Required work
Give the count of lines containing the string "const", with no other output.

[Extracted records]
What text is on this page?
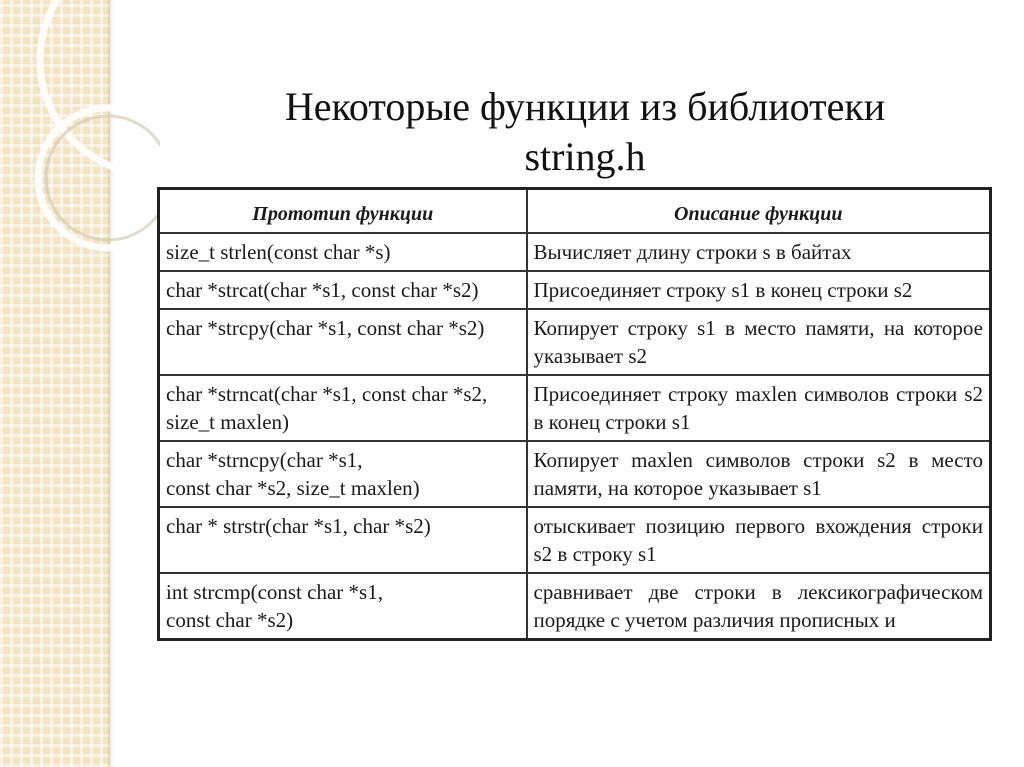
Некоторые функции из библиотеки
string.h
Прототип функции	Описание функции

size_t strlen(const char *s)	Вычисляет длину строки s в байтах

char *strcat(char *s1, const char *s2)	Присоединяет строку s1 в конец строки s2

char *strcpy(char *s1, const char *s2)	Копирует строку s1 в место памяти, на которое указывает s2

char *strncat(char *s1, const char *s2,
size_t maxlen)	Присоединяет строку maxlen символов строки s2 в конец строки s1

char *strncpy(char *s1,
const char *s2, size_t maxlen)	Копирует maxlen символов строки s2 в место памяти, на которое указывает s1

char * strstr(char *s1, char *s2)	отыскивает позицию первого вхождения строки s2 в строку s1

int strcmp(const char *s1,
const char *s2)	сравнивает две строки в лексикографическом порядке с учетом различия прописных и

Exercise output
7